++++ Working data ++++
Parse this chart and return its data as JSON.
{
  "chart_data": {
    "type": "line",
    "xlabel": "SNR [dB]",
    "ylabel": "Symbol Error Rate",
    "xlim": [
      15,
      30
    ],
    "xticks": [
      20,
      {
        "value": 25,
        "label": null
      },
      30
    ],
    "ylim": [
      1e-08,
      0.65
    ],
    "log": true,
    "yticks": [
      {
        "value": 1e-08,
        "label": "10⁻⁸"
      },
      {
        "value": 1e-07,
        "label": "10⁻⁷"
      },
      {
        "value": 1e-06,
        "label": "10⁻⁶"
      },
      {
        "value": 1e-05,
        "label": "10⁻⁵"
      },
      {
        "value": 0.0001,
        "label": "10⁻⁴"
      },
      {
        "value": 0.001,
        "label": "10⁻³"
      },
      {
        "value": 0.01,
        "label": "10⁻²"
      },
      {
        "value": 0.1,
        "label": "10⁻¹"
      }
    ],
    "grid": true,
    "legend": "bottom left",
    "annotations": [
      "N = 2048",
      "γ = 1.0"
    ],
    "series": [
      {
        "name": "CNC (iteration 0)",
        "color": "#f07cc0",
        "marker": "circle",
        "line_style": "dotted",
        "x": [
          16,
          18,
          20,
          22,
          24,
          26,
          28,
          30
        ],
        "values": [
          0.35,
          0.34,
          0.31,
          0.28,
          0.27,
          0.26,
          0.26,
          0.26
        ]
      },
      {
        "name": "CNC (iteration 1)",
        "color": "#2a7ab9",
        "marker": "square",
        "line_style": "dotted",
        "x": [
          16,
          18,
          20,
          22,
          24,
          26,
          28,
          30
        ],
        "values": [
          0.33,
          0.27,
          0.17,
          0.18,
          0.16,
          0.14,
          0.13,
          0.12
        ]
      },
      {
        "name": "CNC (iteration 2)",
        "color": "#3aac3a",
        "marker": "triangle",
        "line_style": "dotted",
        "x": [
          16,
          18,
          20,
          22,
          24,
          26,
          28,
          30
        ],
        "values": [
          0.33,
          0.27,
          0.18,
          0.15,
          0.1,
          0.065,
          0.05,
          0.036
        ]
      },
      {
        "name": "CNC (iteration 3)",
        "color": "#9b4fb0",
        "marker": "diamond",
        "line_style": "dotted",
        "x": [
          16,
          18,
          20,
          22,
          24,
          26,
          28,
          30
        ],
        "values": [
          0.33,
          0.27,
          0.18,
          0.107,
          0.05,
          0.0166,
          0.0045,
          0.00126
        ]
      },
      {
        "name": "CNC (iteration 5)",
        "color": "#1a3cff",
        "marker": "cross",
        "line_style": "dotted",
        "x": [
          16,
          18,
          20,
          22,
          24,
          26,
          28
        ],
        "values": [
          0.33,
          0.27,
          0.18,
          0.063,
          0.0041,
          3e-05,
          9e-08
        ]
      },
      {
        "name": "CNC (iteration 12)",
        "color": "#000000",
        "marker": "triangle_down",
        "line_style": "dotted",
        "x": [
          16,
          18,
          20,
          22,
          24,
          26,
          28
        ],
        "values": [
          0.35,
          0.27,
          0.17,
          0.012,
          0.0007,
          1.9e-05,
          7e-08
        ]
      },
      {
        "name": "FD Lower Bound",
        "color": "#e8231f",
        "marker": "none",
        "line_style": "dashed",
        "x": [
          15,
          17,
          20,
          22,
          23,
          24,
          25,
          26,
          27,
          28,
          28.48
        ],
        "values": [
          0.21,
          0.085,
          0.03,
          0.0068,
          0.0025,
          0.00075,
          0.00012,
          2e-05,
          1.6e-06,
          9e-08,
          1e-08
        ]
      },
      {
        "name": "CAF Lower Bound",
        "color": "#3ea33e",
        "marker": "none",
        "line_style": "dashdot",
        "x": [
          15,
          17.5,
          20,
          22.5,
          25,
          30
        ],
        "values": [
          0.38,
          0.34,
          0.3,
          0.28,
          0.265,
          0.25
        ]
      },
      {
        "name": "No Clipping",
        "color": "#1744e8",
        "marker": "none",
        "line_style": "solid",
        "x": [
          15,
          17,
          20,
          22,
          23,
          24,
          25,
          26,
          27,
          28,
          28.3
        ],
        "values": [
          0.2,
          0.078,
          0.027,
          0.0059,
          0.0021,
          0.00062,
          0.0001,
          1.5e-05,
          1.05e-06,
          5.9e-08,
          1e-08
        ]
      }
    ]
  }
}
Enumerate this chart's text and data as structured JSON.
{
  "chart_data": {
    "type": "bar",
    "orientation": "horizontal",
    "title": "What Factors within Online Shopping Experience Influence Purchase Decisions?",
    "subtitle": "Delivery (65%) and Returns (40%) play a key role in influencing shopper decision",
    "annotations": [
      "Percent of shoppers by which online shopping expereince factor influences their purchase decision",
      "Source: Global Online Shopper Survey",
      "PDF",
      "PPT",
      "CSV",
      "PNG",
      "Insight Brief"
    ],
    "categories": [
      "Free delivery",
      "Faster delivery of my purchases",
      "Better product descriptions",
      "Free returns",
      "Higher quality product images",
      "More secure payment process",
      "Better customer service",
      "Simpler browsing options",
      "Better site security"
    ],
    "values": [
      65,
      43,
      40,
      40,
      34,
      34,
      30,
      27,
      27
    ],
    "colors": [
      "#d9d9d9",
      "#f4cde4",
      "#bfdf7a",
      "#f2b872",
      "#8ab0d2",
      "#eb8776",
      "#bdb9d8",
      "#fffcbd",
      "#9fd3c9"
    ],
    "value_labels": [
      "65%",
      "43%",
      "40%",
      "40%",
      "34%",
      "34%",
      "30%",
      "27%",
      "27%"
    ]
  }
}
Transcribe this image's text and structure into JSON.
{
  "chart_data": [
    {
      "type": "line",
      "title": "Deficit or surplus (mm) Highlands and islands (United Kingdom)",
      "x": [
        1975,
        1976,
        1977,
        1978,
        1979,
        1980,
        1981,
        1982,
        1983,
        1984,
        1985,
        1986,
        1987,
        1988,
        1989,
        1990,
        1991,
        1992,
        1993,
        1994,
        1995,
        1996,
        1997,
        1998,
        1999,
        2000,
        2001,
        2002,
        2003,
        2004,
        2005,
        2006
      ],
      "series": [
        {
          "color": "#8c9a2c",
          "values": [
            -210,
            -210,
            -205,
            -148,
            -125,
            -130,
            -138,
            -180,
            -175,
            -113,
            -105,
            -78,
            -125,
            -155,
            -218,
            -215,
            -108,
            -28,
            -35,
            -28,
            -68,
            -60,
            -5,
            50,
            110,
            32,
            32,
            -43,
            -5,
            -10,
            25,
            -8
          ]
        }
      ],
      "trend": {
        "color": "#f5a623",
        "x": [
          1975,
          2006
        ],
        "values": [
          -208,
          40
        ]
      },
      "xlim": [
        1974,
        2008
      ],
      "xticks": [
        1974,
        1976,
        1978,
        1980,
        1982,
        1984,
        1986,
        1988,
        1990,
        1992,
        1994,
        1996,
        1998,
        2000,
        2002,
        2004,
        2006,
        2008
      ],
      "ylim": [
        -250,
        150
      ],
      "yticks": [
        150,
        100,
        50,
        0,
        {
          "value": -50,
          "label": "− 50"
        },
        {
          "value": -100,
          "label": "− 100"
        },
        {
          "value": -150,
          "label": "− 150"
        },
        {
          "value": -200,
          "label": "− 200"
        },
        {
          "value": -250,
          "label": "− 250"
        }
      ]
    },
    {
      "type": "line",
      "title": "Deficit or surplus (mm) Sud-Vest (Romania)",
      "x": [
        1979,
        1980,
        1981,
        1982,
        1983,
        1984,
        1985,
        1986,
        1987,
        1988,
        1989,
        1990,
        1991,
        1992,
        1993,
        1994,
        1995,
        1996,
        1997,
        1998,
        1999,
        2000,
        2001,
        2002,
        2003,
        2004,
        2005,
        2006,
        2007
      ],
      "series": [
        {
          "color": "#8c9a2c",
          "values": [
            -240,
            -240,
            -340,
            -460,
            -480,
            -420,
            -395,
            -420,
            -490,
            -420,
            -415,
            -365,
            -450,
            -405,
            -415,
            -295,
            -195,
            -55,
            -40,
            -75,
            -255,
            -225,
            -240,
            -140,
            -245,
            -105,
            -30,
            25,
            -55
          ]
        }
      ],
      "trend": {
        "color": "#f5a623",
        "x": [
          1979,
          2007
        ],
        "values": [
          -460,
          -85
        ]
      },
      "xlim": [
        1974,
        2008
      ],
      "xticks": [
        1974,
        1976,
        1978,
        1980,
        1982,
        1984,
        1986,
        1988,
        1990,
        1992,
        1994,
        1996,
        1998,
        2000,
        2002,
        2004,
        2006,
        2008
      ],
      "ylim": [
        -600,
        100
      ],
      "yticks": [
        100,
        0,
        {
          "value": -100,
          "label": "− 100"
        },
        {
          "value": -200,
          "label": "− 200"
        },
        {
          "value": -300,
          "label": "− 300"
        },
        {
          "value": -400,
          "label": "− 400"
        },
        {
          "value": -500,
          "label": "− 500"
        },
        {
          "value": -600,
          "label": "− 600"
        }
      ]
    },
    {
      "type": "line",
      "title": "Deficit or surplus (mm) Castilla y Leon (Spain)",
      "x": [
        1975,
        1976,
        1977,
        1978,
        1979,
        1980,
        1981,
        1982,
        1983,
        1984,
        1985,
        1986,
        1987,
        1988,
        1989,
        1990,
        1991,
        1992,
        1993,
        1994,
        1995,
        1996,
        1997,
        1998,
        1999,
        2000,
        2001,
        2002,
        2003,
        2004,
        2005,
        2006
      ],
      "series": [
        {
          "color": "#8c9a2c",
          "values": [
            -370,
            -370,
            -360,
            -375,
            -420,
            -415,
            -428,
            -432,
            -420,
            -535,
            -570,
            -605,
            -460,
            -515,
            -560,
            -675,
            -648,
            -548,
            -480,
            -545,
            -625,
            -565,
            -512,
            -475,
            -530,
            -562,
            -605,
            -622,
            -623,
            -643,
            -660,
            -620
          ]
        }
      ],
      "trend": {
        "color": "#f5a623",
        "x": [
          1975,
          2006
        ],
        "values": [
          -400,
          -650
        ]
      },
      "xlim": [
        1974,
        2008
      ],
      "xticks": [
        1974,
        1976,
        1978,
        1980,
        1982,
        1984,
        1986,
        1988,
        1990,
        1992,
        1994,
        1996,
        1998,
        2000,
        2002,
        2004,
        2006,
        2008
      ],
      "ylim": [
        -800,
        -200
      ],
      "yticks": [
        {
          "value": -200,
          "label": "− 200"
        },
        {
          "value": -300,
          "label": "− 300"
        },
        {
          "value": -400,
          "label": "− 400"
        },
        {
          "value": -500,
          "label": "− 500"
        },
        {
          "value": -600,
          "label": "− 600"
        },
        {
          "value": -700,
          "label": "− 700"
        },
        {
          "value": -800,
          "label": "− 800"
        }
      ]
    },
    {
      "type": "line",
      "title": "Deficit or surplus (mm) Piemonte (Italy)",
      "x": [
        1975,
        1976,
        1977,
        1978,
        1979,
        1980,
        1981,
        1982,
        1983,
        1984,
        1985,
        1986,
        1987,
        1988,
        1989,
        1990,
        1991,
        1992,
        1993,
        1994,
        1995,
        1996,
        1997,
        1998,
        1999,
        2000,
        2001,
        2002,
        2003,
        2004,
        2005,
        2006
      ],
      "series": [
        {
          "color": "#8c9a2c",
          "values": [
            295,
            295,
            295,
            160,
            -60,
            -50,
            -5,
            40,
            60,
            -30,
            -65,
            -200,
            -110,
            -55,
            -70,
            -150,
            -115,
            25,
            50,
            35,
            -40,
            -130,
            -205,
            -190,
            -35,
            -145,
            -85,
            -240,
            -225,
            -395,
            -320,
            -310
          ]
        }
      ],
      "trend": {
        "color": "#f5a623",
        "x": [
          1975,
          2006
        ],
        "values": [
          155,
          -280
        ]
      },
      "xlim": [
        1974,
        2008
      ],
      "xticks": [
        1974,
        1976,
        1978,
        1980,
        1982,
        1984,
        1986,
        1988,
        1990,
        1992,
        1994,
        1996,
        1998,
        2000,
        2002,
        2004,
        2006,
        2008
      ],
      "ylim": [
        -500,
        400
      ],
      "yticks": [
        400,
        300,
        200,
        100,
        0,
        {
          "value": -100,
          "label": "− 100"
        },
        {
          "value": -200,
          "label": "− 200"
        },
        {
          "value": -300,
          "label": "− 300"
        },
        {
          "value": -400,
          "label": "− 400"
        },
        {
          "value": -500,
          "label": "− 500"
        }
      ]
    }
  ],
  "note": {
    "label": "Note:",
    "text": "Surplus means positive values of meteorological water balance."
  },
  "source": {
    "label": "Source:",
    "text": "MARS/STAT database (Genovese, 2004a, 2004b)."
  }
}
++++
> **What you should do**
Within the entries above, how many lines contain "Lower"? Respond with the number only.

> **Full output**
2